▶

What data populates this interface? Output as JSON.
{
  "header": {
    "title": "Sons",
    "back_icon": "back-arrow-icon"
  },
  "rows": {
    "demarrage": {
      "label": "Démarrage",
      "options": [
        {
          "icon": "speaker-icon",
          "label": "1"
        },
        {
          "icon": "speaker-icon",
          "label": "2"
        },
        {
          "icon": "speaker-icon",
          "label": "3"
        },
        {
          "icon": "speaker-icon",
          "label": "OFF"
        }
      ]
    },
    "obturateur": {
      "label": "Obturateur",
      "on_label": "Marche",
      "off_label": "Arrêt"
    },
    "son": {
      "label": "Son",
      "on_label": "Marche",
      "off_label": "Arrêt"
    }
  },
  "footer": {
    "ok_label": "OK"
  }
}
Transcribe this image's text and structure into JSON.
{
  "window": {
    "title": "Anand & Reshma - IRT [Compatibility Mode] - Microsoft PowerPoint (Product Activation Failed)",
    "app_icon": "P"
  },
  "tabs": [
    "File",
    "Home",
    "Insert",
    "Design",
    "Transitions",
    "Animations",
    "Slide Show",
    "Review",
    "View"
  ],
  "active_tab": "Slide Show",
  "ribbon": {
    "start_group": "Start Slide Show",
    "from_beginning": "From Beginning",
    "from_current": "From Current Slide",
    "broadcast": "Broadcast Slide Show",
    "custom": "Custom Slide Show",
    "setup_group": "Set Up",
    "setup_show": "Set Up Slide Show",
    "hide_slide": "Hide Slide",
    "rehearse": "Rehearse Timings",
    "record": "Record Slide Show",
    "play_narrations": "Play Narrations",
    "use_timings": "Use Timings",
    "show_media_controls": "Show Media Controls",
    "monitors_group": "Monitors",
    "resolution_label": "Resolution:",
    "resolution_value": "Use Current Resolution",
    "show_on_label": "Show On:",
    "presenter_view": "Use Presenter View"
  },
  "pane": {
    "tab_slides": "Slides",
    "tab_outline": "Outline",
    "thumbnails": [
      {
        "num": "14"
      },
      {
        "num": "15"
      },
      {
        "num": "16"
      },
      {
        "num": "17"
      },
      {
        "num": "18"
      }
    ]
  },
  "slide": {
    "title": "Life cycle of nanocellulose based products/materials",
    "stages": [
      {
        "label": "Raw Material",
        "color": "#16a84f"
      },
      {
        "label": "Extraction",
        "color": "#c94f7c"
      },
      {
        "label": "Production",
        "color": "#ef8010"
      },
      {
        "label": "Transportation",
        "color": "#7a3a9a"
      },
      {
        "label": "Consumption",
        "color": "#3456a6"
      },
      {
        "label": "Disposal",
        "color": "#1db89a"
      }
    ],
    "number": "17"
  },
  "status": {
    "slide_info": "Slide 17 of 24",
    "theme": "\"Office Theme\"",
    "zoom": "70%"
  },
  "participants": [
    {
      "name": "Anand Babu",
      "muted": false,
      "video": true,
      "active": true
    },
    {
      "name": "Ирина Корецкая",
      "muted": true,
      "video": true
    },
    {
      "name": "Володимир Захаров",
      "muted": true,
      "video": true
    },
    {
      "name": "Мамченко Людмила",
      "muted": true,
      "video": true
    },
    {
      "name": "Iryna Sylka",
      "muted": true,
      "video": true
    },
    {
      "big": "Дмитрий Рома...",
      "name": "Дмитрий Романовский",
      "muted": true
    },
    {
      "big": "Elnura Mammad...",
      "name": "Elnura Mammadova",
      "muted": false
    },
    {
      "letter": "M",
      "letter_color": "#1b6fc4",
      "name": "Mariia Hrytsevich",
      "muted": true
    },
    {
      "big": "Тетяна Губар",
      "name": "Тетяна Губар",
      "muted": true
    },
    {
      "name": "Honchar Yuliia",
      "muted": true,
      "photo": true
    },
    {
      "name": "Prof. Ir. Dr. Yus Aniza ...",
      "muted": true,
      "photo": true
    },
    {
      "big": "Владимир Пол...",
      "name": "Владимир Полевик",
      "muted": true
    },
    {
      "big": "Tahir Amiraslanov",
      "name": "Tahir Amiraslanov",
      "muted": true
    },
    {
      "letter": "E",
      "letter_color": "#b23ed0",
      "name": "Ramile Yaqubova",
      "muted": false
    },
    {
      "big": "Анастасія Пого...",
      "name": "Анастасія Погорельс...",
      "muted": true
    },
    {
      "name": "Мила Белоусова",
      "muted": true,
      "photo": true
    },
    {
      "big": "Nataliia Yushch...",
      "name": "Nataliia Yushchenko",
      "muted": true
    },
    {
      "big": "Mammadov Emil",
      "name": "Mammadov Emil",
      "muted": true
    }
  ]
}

◀

_INSTRUCTIONS FOR THE TASK:_ Reproduce all of the material above word for word.

_ANSWER TO THIS EXERCISE:_
What data populates this interface? Output as JSON.
{
  "header": {
    "title": "Sons",
    "back_icon": "back-arrow-icon"
  },
  "rows": {
    "demarrage": {
      "label": "Démarrage",
      "options": [
        {
          "icon": "speaker-icon",
          "label": "1"
        },
        {
          "icon": "speaker-icon",
          "label": "2"
        },
        {
          "icon": "speaker-icon",
          "label": "3"
        },
        {
          "icon": "speaker-icon",
          "label": "OFF"
        }
      ]
    },
    "obturateur": {
      "label": "Obturateur",
      "on_label": "Marche",
      "off_label": "Arrêt"
    },
    "son": {
      "label": "Son",
      "on_label": "Marche",
      "off_label": "Arrêt"
    }
  },
  "footer": {
    "ok_label": "OK"
  }
}
Transcribe this image's text and structure into JSON.
{
  "window": {
    "title": "Anand & Reshma - IRT [Compatibility Mode] - Microsoft PowerPoint (Product Activation Failed)",
    "app_icon": "P"
  },
  "tabs": [
    "File",
    "Home",
    "Insert",
    "Design",
    "Transitions",
    "Animations",
    "Slide Show",
    "Review",
    "View"
  ],
  "active_tab": "Slide Show",
  "ribbon": {
    "start_group": "Start Slide Show",
    "from_beginning": "From Beginning",
    "from_current": "From Current Slide",
    "broadcast": "Broadcast Slide Show",
    "custom": "Custom Slide Show",
    "setup_group": "Set Up",
    "setup_show": "Set Up Slide Show",
    "hide_slide": "Hide Slide",
    "rehearse": "Rehearse Timings",
    "record": "Record Slide Show",
    "play_narrations": "Play Narrations",
    "use_timings": "Use Timings",
    "show_media_controls": "Show Media Controls",
    "monitors_group": "Monitors",
    "resolution_label": "Resolution:",
    "resolution_value": "Use Current Resolution",
    "show_on_label": "Show On:",
    "presenter_view": "Use Presenter View"
  },
  "pane": {
    "tab_slides": "Slides",
    "tab_outline": "Outline",
    "thumbnails": [
      {
        "num": "14"
      },
      {
        "num": "15"
      },
      {
        "num": "16"
      },
      {
        "num": "17"
      },
      {
        "num": "18"
      }
    ]
  },
  "slide": {
    "title": "Life cycle of nanocellulose based products/materials",
    "stages": [
      {
        "label": "Raw Material",
        "color": "#16a84f"
      },
      {
        "label": "Extraction",
        "color": "#c94f7c"
      },
      {
        "label": "Production",
        "color": "#ef8010"
      },
      {
        "label": "Transportation",
        "color": "#7a3a9a"
      },
      {
        "label": "Consumption",
        "color": "#3456a6"
      },
      {
        "label": "Disposal",
        "color": "#1db89a"
      }
    ],
    "number": "17"
  },
  "status": {
    "slide_info": "Slide 17 of 24",
    "theme": "\"Office Theme\"",
    "zoom": "70%"
  },
  "participants": [
    {
      "name": "Anand Babu",
      "muted": false,
      "video": true,
      "active": true
    },
    {
      "name": "Ирина Корецкая",
      "muted": true,
      "video": true
    },
    {
      "name": "Володимир Захаров",
      "muted": true,
      "video": true
    },
    {
      "name": "Мамченко Людмила",
      "muted": true,
      "video": true
    },
    {
      "name": "Iryna Sylka",
      "muted": true,
      "video": true
    },
    {
      "big": "Дмитрий Рома...",
      "name": "Дмитрий Романовский",
      "muted": true
    },
    {
      "big": "Elnura Mammad...",
      "name": "Elnura Mammadova",
      "muted": false
    },
    {
      "letter": "M",
      "letter_color": "#1b6fc4",
      "name": "Mariia Hrytsevich",
      "muted": true
    },
    {
      "big": "Тетяна Губар",
      "name": "Тетяна Губар",
      "muted": true
    },
    {
      "name": "Honchar Yuliia",
      "muted": true,
      "photo": true
    },
    {
      "name": "Prof. Ir. Dr. Yus Aniza ...",
      "muted": true,
      "photo": true
    },
    {
      "big": "Владимир Пол...",
      "name": "Владимир Полевик",
      "muted": true
    },
    {
      "big": "Tahir Amiraslanov",
      "name": "Tahir Amiraslanov",
      "muted": true
    },
    {
      "letter": "E",
      "letter_color": "#b23ed0",
      "name": "Ramile Yaqubova",
      "muted": false
    },
    {
      "big": "Анастасія Пого...",
      "name": "Анастасія Погорельс...",
      "muted": true
    },
    {
      "name": "Мила Белоусова",
      "muted": true,
      "photo": true
    },
    {
      "big": "Nataliia Yushch...",
      "name": "Nataliia Yushchenko",
      "muted": true
    },
    {
      "big": "Mammadov Emil",
      "name": "Mammadov Emil",
      "muted": true
    }
  ]
}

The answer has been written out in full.